_Data entries_
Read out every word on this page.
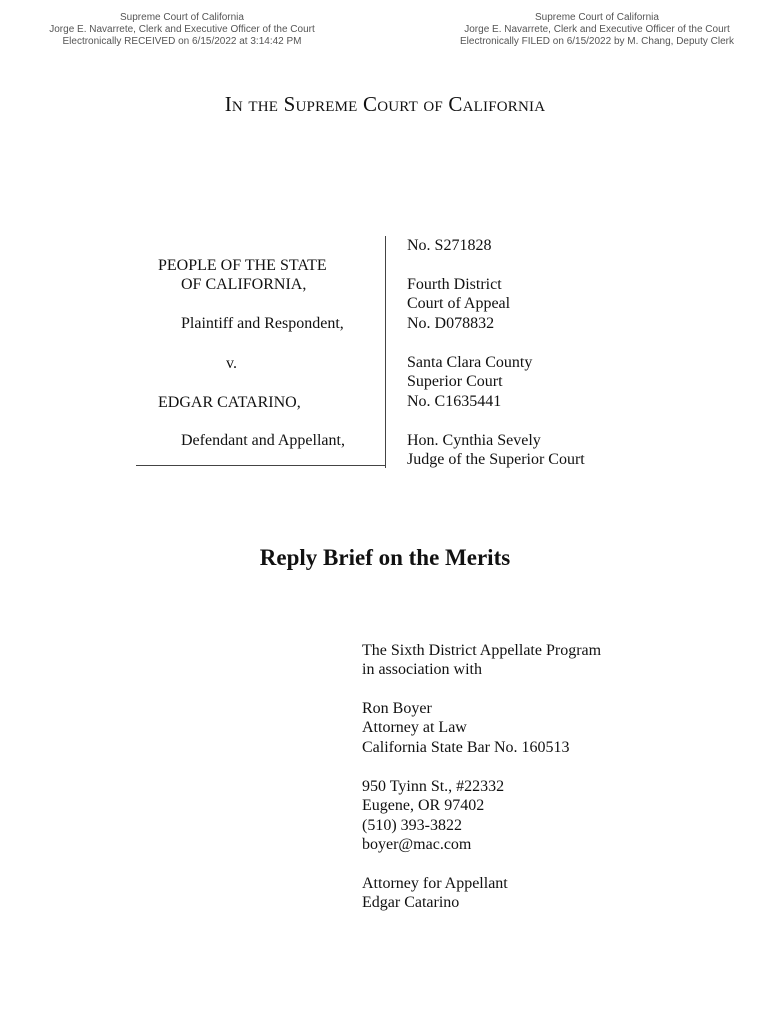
Supreme Court of California
Jorge E. Navarrete, Clerk and Executive Officer of the Court
Electronically RECEIVED on 6/15/2022 at 3:14:42 PM
Supreme Court of California
Jorge E. Navarrete, Clerk and Executive Officer of the Court
Electronically FILED on 6/15/2022 by M. Chang, Deputy Clerk
In the Supreme Court of California
PEOPLE OF THE STATE
OF CALIFORNIA,
Plaintiff and Respondent,
v.
EDGAR CATARINO,
Defendant and Appellant,
No. S271828
Fourth District
Court of Appeal
No. D078832
Santa Clara County
Superior Court
No. C1635441
Hon. Cynthia Sevely
Judge of the Superior Court
Reply Brief on the Merits
The Sixth District Appellate Program
in association with
Ron Boyer
Attorney at Law
California State Bar No. 160513
950 Tyinn St., #22332
Eugene, OR 97402
(510) 393-3822
boyer@mac.com
Attorney for Appellant
Edgar Catarino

_Task requirements_
Give back all entries exactly. No pictures belong in the copy.

_Written answer_
Read out every word on this page.
Supreme Court of California
Jorge E. Navarrete, Clerk and Executive Officer of the Court
Electronically RECEIVED on 6/15/2022 at 3:14:42 PM
Supreme Court of California
Jorge E. Navarrete, Clerk and Executive Officer of the Court
Electronically FILED on 6/15/2022 by M. Chang, Deputy Clerk
In the Supreme Court of California
PEOPLE OF THE STATE
OF CALIFORNIA,
Plaintiff and Respondent,
v.
EDGAR CATARINO,
Defendant and Appellant,
No. S271828
Fourth District
Court of Appeal
No. D078832
Santa Clara County
Superior Court
No. C1635441
Hon. Cynthia Sevely
Judge of the Superior Court
Reply Brief on the Merits
The Sixth District Appellate Program
in association with
Ron Boyer
Attorney at Law
California State Bar No. 160513
950 Tyinn St., #22332
Eugene, OR 97402
(510) 393-3822
boyer@mac.com
Attorney for Appellant
Edgar Catarino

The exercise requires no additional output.